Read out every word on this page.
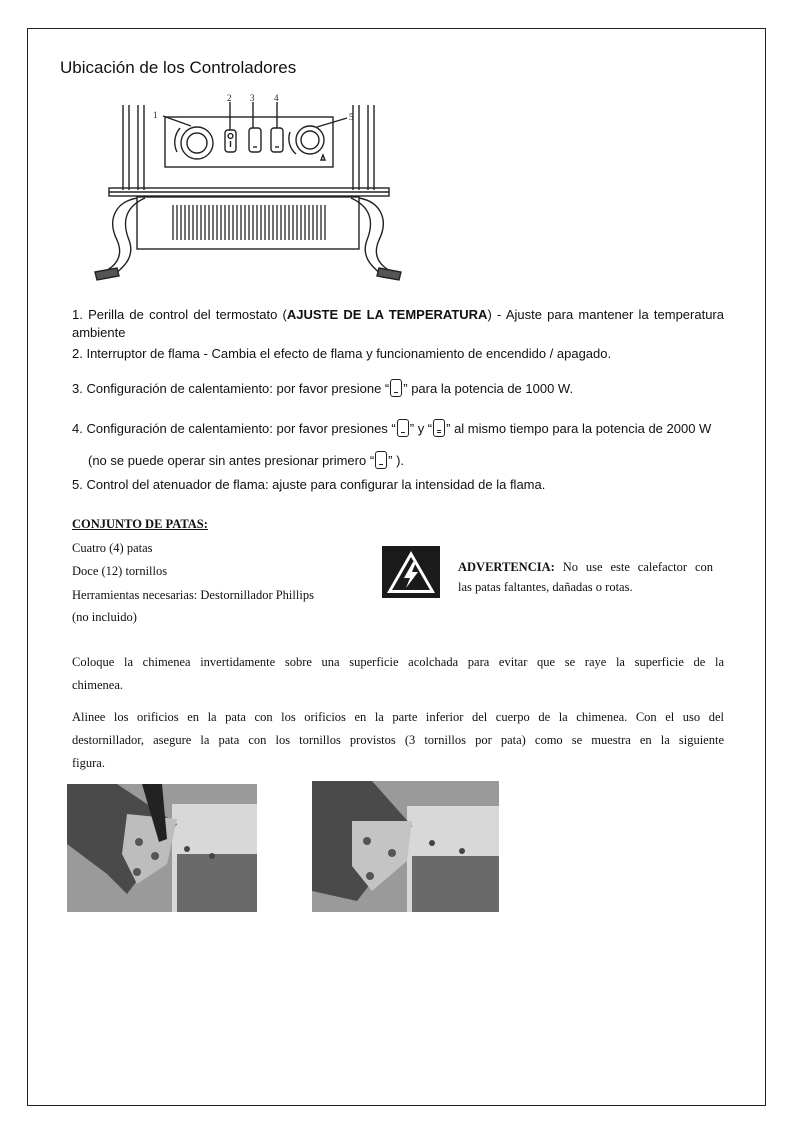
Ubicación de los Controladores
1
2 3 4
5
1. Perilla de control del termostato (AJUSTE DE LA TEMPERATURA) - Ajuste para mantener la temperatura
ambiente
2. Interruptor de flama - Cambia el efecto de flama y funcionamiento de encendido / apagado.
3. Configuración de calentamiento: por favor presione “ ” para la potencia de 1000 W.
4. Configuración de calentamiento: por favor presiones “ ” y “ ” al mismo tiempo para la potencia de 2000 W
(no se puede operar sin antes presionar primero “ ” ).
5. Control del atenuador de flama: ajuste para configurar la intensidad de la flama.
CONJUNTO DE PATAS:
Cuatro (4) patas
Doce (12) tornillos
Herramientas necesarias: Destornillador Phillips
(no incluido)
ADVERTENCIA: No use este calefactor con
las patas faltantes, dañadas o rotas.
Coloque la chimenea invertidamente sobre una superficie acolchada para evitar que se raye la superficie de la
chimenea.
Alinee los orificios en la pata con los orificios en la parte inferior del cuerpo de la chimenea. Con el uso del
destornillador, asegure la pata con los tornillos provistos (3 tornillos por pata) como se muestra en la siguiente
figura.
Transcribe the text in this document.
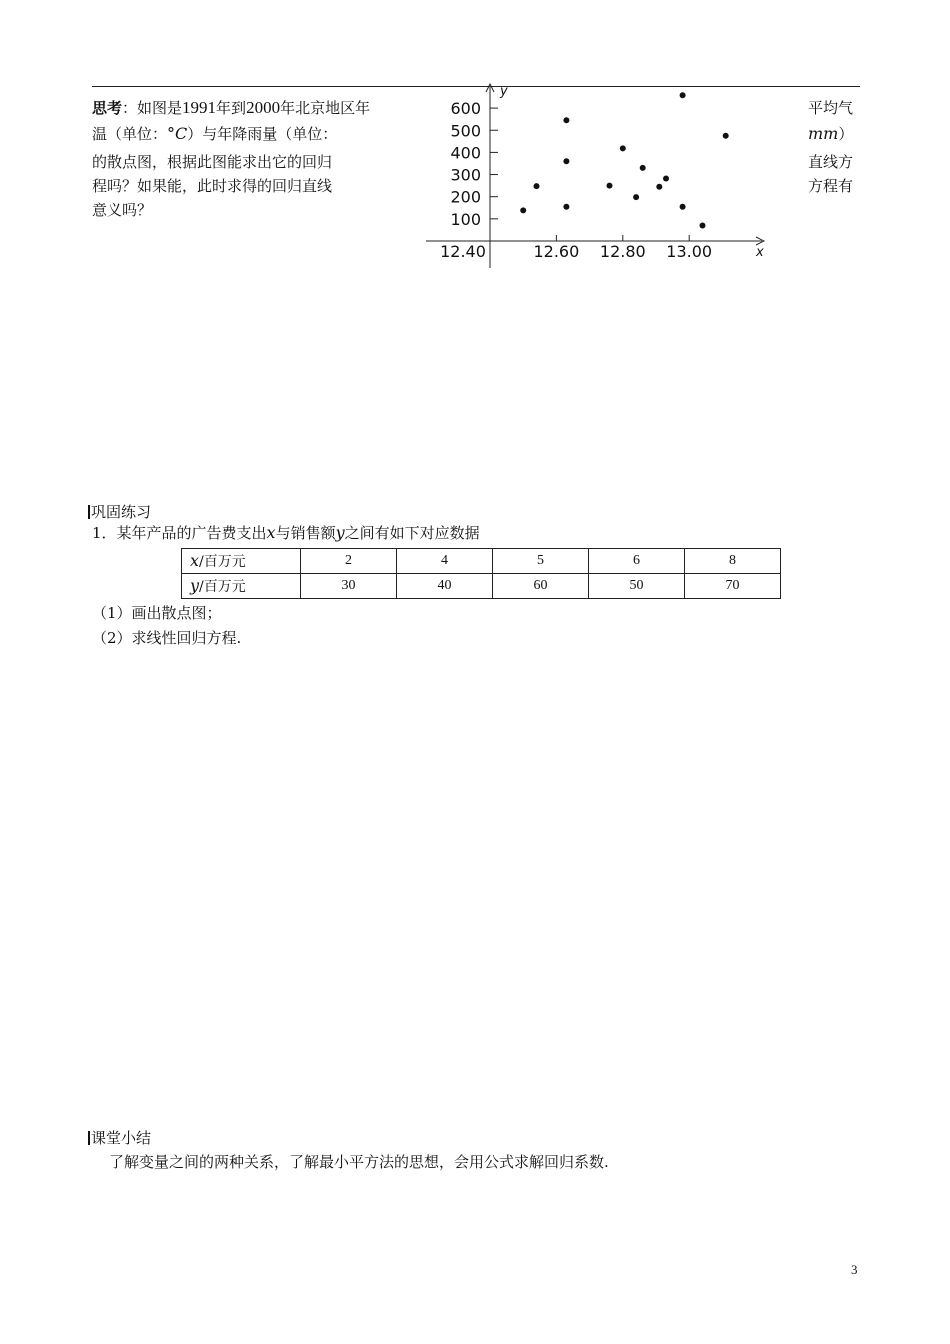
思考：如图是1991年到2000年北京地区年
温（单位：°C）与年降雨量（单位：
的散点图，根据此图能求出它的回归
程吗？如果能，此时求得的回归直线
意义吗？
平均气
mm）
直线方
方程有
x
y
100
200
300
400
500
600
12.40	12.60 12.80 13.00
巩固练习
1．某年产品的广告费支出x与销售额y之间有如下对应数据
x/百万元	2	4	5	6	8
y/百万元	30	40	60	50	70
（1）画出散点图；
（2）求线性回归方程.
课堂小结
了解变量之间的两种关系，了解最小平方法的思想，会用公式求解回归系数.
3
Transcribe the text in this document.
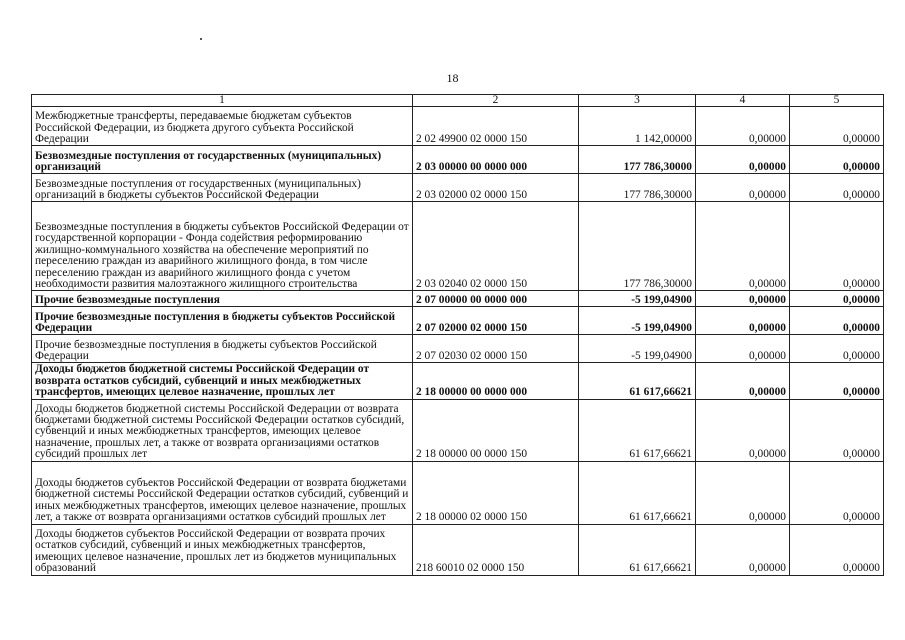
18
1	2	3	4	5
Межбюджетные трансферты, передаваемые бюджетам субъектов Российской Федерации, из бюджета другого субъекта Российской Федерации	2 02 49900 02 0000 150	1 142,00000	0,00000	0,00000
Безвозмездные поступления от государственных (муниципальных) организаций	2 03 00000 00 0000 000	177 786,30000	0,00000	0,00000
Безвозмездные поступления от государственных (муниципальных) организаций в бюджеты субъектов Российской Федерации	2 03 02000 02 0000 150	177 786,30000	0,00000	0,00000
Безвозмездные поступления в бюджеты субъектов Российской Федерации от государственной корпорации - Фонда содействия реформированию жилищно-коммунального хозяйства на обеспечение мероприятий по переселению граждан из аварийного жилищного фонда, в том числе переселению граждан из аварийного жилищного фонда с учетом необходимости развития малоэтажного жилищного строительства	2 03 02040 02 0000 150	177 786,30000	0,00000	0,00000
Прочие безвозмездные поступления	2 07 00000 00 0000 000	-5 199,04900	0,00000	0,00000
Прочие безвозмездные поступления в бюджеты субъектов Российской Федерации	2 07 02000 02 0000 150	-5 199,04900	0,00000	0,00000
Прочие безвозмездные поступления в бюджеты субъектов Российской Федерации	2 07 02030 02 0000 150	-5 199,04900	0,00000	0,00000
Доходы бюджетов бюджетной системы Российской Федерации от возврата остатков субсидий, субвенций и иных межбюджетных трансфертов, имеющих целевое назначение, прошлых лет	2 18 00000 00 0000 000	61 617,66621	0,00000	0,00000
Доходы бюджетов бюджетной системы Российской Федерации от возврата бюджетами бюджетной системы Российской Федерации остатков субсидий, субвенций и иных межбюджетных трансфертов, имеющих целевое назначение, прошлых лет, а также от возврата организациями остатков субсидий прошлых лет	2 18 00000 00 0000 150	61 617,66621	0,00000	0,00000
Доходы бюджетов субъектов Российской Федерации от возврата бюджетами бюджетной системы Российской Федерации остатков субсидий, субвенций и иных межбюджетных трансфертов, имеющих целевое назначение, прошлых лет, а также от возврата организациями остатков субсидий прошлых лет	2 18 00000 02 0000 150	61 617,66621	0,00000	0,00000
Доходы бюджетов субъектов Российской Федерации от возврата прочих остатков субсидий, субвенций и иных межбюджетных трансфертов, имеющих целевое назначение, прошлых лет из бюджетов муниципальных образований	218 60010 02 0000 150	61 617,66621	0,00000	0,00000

━━━━━━

TASK BRIEF: Give the data again exactly as written, with all pictures left out.

REPLY TO THE EXERCISE:
Read out every word on this page.
Ubicación de los Controladores
1
2 3 4
5
1. Perilla de control del termostato (AJUSTE DE LA TEMPERATURA) - Ajuste para mantener la temperatura
ambiente
2. Interruptor de flama - Cambia el efecto de flama y funcionamiento de encendido / apagado.
3. Configuración de calentamiento: por favor presione “ ” para la potencia de 1000 W.
4. Configuración de calentamiento: por favor presiones “ ” y “ ” al mismo tiempo para la potencia de 2000 W
(no se puede operar sin antes presionar primero “ ” ).
5. Control del atenuador de flama: ajuste para configurar la intensidad de la flama.
CONJUNTO DE PATAS:
Cuatro (4) patas
Doce (12) tornillos
Herramientas necesarias: Destornillador Phillips
(no incluido)
ADVERTENCIA: No use este calefactor con
las patas faltantes, dañadas o rotas.
Coloque la chimenea invertidamente sobre una superficie acolchada para evitar que se raye la superficie de la
chimenea.
Alinee los orificios en la pata con los orificios en la parte inferior del cuerpo de la chimenea. Con el uso del
destornillador, asegure la pata con los tornillos provistos (3 tornillos por pata) como se muestra en la siguiente
figura.
Transcribe the text in this document.
思考：如图是1991年到2000年北京地区年
温（单位：°C）与年降雨量（单位：
的散点图，根据此图能求出它的回归
程吗？如果能，此时求得的回归直线
意义吗？
平均气
mm）
直线方
方程有
x
y
100
200
300
400
500
600
12.40	12.60 12.80 13.00
巩固练习
1．某年产品的广告费支出x与销售额y之间有如下对应数据
x/百万元	2	4	5	6	8
y/百万元	30	40	60	50	70
（1）画出散点图；
（2）求线性回归方程.
课堂小结
了解变量之间的两种关系，了解最小平方法的思想，会用公式求解回归系数.
3
Transcribe the text in this document.
18
1	2	3	4	5
Межбюджетные трансферты, передаваемые бюджетам субъектов Российской Федерации, из бюджета другого субъекта Российской Федерации	2 02 49900 02 0000 150	1 142,00000	0,00000	0,00000
Безвозмездные поступления от государственных (муниципальных) организаций	2 03 00000 00 0000 000	177 786,30000	0,00000	0,00000
Безвозмездные поступления от государственных (муниципальных) организаций в бюджеты субъектов Российской Федерации	2 03 02000 02 0000 150	177 786,30000	0,00000	0,00000
Безвозмездные поступления в бюджеты субъектов Российской Федерации от государственной корпорации - Фонда содействия реформированию жилищно-коммунального хозяйства на обеспечение мероприятий по переселению граждан из аварийного жилищного фонда, в том числе переселению граждан из аварийного жилищного фонда с учетом необходимости развития малоэтажного жилищного строительства	2 03 02040 02 0000 150	177 786,30000	0,00000	0,00000
Прочие безвозмездные поступления	2 07 00000 00 0000 000	-5 199,04900	0,00000	0,00000
Прочие безвозмездные поступления в бюджеты субъектов Российской Федерации	2 07 02000 02 0000 150	-5 199,04900	0,00000	0,00000
Прочие безвозмездные поступления в бюджеты субъектов Российской Федерации	2 07 02030 02 0000 150	-5 199,04900	0,00000	0,00000
Доходы бюджетов бюджетной системы Российской Федерации от возврата остатков субсидий, субвенций и иных межбюджетных трансфертов, имеющих целевое назначение, прошлых лет	2 18 00000 00 0000 000	61 617,66621	0,00000	0,00000
Доходы бюджетов бюджетной системы Российской Федерации от возврата бюджетами бюджетной системы Российской Федерации остатков субсидий, субвенций и иных межбюджетных трансфертов, имеющих целевое назначение, прошлых лет, а также от возврата организациями остатков субсидий прошлых лет	2 18 00000 00 0000 150	61 617,66621	0,00000	0,00000
Доходы бюджетов субъектов Российской Федерации от возврата бюджетами бюджетной системы Российской Федерации остатков субсидий, субвенций и иных межбюджетных трансфертов, имеющих целевое назначение, прошлых лет, а также от возврата организациями остатков субсидий прошлых лет	2 18 00000 02 0000 150	61 617,66621	0,00000	0,00000
Доходы бюджетов субъектов Российской Федерации от возврата прочих остатков субсидий, субвенций и иных межбюджетных трансфертов, имеющих целевое назначение, прошлых лет из бюджетов муниципальных образований	218 60010 02 0000 150	61 617,66621	0,00000	0,00000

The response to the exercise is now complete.